→ RECORDS TO PROCESS
====

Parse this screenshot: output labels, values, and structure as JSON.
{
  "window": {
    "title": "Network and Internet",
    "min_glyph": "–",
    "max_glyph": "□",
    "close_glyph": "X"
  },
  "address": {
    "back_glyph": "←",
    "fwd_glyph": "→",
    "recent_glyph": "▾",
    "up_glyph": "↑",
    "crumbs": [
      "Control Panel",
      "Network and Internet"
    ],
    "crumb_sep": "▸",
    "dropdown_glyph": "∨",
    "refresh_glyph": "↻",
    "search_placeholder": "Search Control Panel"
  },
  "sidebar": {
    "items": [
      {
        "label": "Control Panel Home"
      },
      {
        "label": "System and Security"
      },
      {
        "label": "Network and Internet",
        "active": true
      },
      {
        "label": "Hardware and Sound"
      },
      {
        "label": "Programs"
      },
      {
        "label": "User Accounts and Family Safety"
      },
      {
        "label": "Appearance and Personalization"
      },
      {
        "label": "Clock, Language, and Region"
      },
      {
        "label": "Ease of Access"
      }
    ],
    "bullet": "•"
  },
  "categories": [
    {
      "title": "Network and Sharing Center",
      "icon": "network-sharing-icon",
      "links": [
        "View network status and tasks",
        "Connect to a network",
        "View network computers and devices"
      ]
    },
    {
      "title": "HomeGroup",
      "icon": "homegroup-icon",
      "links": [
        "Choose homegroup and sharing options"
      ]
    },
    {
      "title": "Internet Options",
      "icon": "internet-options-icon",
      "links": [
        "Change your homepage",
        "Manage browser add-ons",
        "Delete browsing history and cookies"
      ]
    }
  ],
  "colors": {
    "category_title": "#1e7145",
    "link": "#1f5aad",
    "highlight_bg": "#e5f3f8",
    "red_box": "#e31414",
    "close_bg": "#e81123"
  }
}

====

→ WHAT THIS TASK INVOLVES
Every line that holds the string "Panel" should be returned.

→ EXERCISE SOLUTION
      "Control Panel",
    "search_placeholder": "Search Control Panel"
        "label": "Control Panel Home"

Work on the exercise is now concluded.